Exercise details
Within the data below, state how many lines contain the string "kejang". Provide the number only.

====== Source material ======

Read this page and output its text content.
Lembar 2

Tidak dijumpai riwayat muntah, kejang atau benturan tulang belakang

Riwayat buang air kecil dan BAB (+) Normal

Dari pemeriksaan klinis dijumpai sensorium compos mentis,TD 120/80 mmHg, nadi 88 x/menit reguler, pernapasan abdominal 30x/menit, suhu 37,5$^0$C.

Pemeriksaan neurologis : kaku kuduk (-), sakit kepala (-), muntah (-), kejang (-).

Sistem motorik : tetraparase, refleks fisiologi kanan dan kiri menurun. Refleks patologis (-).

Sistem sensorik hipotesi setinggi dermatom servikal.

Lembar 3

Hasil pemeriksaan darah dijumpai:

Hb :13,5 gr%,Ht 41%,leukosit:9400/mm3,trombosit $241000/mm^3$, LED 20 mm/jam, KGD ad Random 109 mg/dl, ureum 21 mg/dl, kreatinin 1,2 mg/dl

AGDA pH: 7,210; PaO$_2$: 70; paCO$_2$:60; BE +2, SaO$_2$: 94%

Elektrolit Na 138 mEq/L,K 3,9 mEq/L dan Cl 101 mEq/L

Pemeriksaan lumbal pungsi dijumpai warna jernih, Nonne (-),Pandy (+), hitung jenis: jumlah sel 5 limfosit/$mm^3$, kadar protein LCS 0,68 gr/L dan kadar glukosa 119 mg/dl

======

Answer section
2